Stored dataset items
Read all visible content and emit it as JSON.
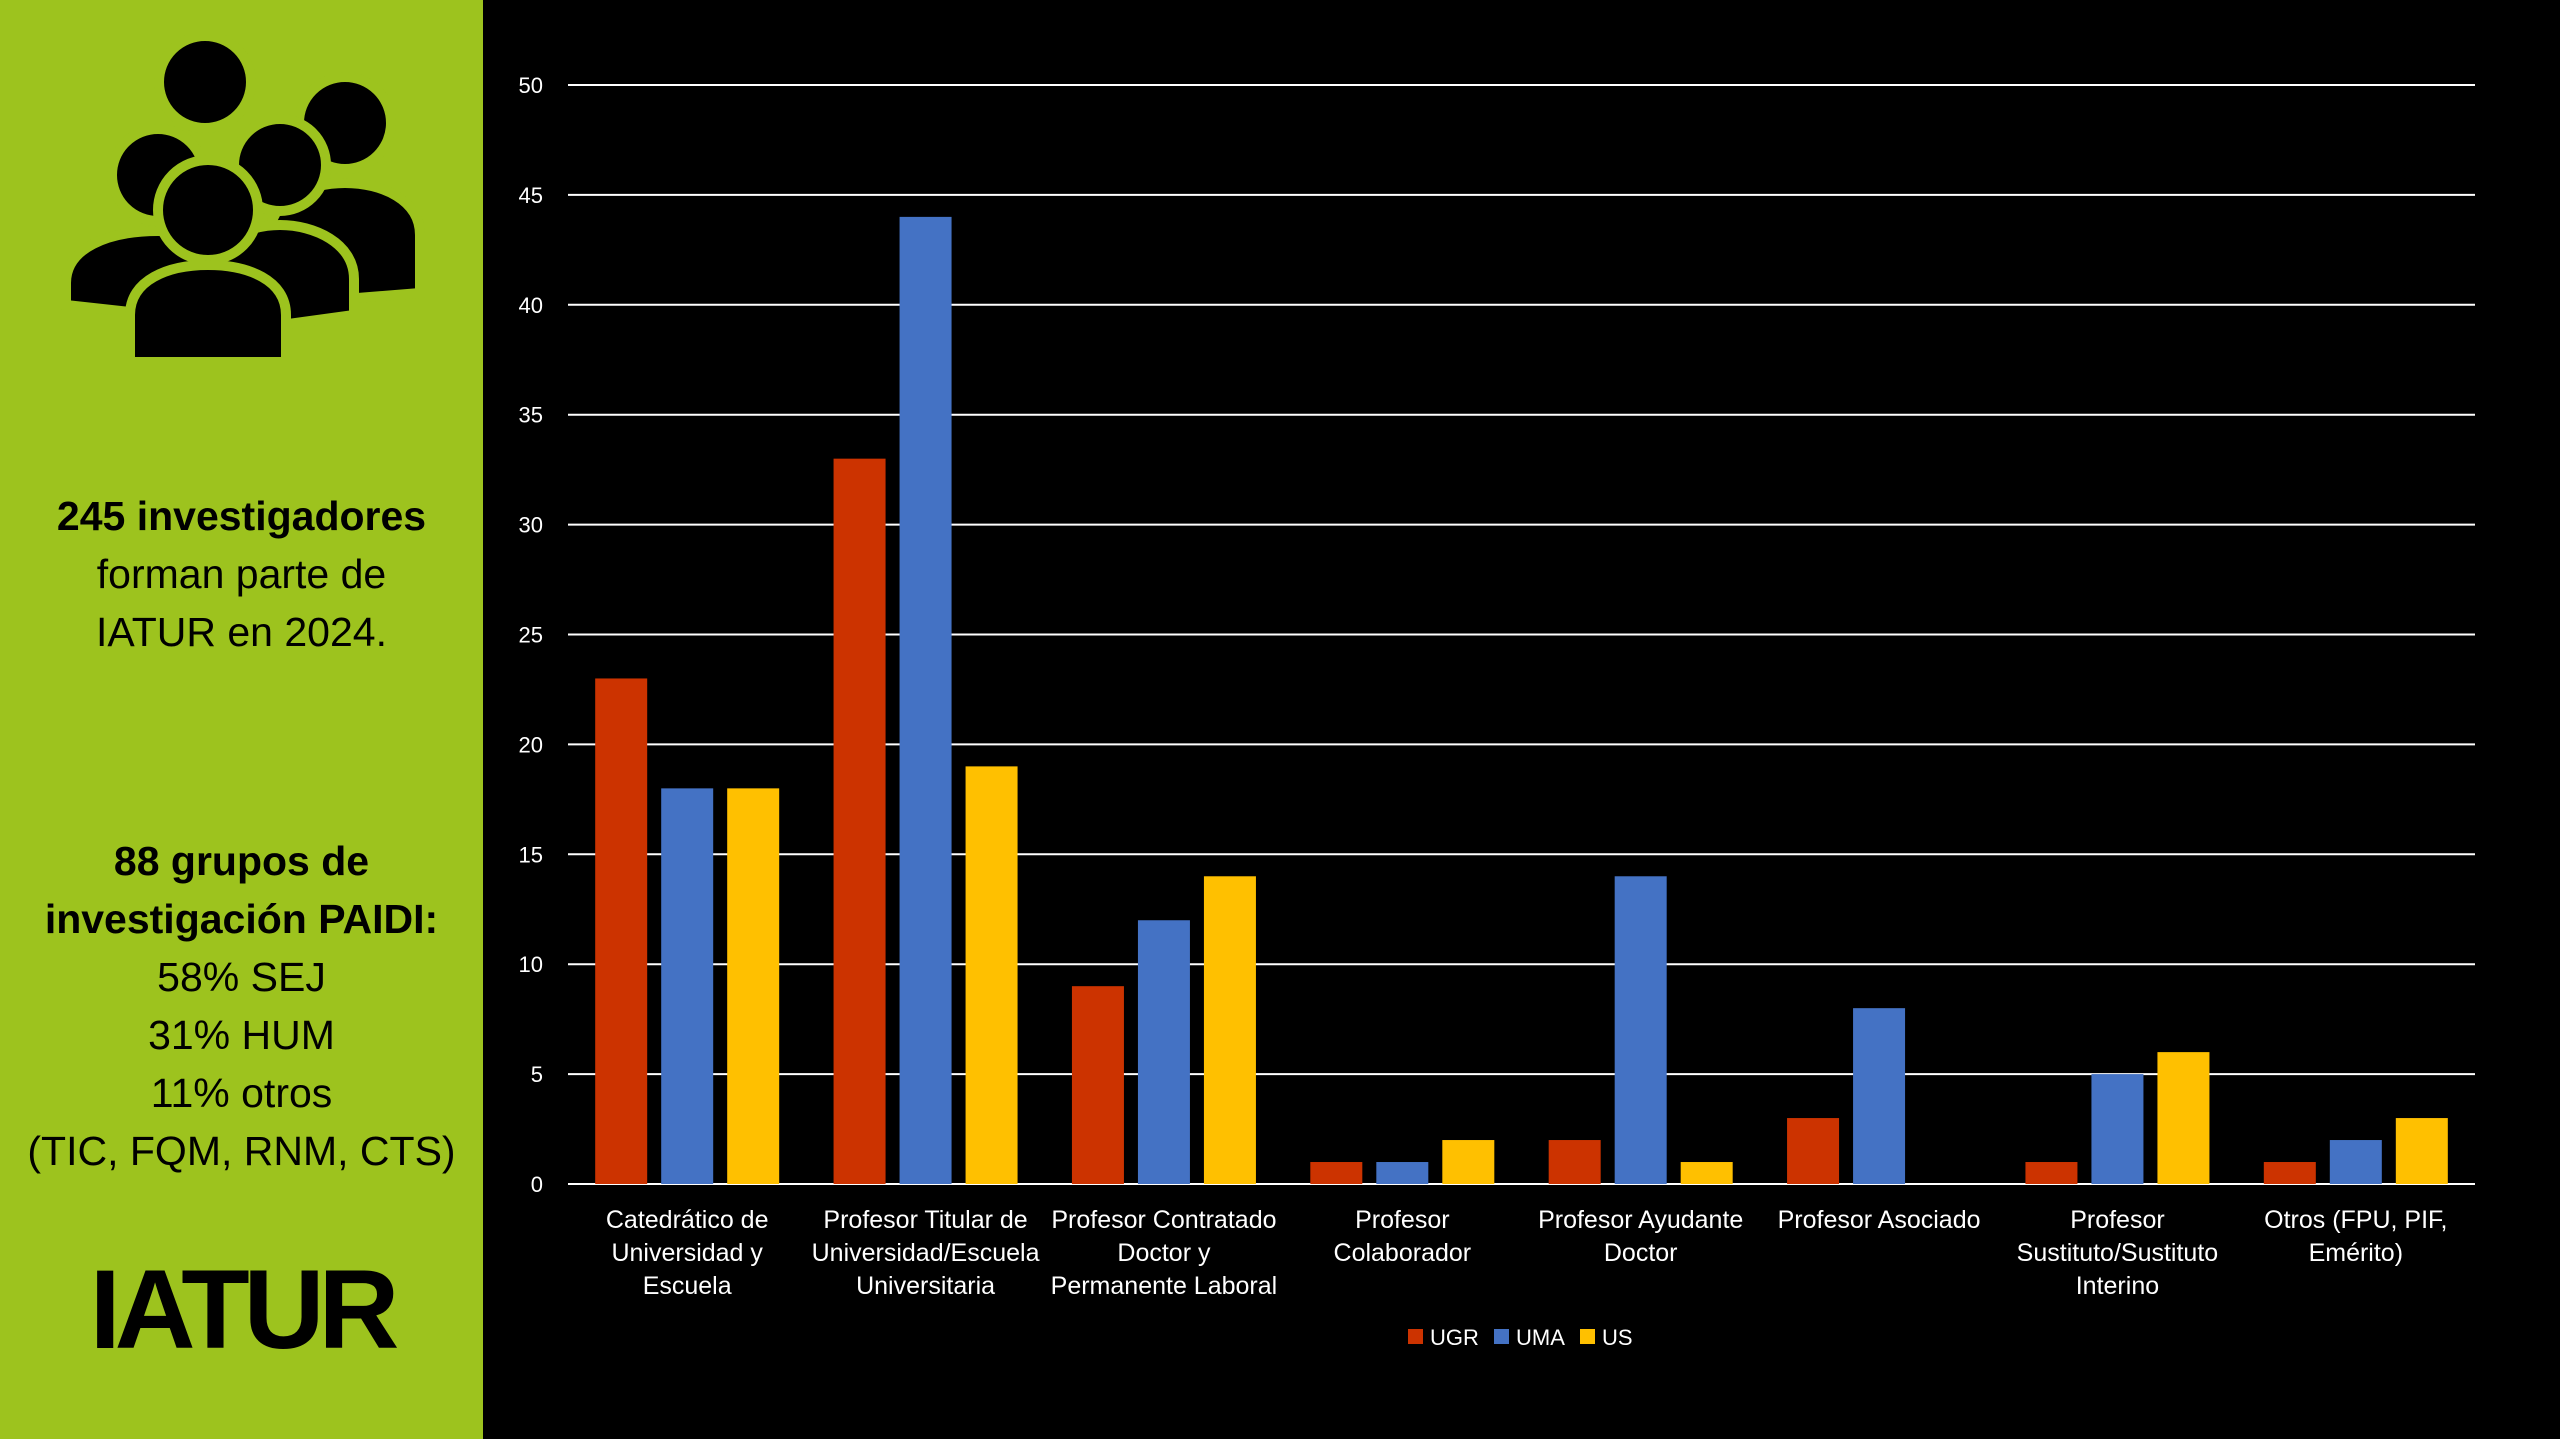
{
  "sidebar": {
    "researchers_line1": "245 investigadores",
    "researchers_line2": "forman parte de",
    "researchers_line3": "IATUR en 2024.",
    "groups_line1": "88 grupos de",
    "groups_line2": "investigación PAIDI:",
    "groups_line3": "58% SEJ",
    "groups_line4": "31% HUM",
    "groups_line5": "11% otros",
    "groups_line6": "(TIC, FQM, RNM, CTS)",
    "logo": "IATUR",
    "icon": "people-group-icon",
    "bg_color": "#9dc31e"
  },
  "chart_data": {
    "type": "bar",
    "title": "",
    "xlabel": "",
    "ylabel": "",
    "ylim": [
      0,
      50
    ],
    "yticks": [
      0,
      5,
      10,
      15,
      20,
      25,
      30,
      35,
      40,
      45,
      50
    ],
    "grid": true,
    "legend_position": "bottom",
    "categories": [
      [
        "Catedrático de",
        "Universidad y",
        "Escuela"
      ],
      [
        "Profesor Titular de",
        "Universidad/Escuela",
        "Universitaria"
      ],
      [
        "Profesor Contratado",
        "Doctor y",
        "Permanente Laboral"
      ],
      [
        "Profesor",
        "Colaborador"
      ],
      [
        "Profesor Ayudante",
        "Doctor"
      ],
      [
        "Profesor Asociado"
      ],
      [
        "Profesor",
        "Sustituto/Sustituto",
        "Interino"
      ],
      [
        "Otros (FPU, PIF,",
        "Emérito)"
      ]
    ],
    "series": [
      {
        "name": "UGR",
        "color": "#cc3300",
        "values": [
          23,
          33,
          9,
          1,
          2,
          3,
          1,
          1
        ]
      },
      {
        "name": "UMA",
        "color": "#4472c4",
        "values": [
          18,
          44,
          12,
          1,
          14,
          8,
          5,
          2
        ]
      },
      {
        "name": "US",
        "color": "#ffc000",
        "values": [
          18,
          19,
          14,
          2,
          1,
          0,
          6,
          3
        ]
      }
    ]
  }
}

== Written problem ==
In the copy, include all records verbatim but no images.

== Solution for this exercise ==
Read all visible content and emit it as JSON.
{
  "sidebar": {
    "researchers_line1": "245 investigadores",
    "researchers_line2": "forman parte de",
    "researchers_line3": "IATUR en 2024.",
    "groups_line1": "88 grupos de",
    "groups_line2": "investigación PAIDI:",
    "groups_line3": "58% SEJ",
    "groups_line4": "31% HUM",
    "groups_line5": "11% otros",
    "groups_line6": "(TIC, FQM, RNM, CTS)",
    "logo": "IATUR",
    "icon": "people-group-icon",
    "bg_color": "#9dc31e"
  },
  "chart_data": {
    "type": "bar",
    "title": "",
    "xlabel": "",
    "ylabel": "",
    "ylim": [
      0,
      50
    ],
    "yticks": [
      0,
      5,
      10,
      15,
      20,
      25,
      30,
      35,
      40,
      45,
      50
    ],
    "grid": true,
    "legend_position": "bottom",
    "categories": [
      [
        "Catedrático de",
        "Universidad y",
        "Escuela"
      ],
      [
        "Profesor Titular de",
        "Universidad/Escuela",
        "Universitaria"
      ],
      [
        "Profesor Contratado",
        "Doctor y",
        "Permanente Laboral"
      ],
      [
        "Profesor",
        "Colaborador"
      ],
      [
        "Profesor Ayudante",
        "Doctor"
      ],
      [
        "Profesor Asociado"
      ],
      [
        "Profesor",
        "Sustituto/Sustituto",
        "Interino"
      ],
      [
        "Otros (FPU, PIF,",
        "Emérito)"
      ]
    ],
    "series": [
      {
        "name": "UGR",
        "color": "#cc3300",
        "values": [
          23,
          33,
          9,
          1,
          2,
          3,
          1,
          1
        ]
      },
      {
        "name": "UMA",
        "color": "#4472c4",
        "values": [
          18,
          44,
          12,
          1,
          14,
          8,
          5,
          2
        ]
      },
      {
        "name": "US",
        "color": "#ffc000",
        "values": [
          18,
          19,
          14,
          2,
          1,
          0,
          6,
          3
        ]
      }
    ]
  }
}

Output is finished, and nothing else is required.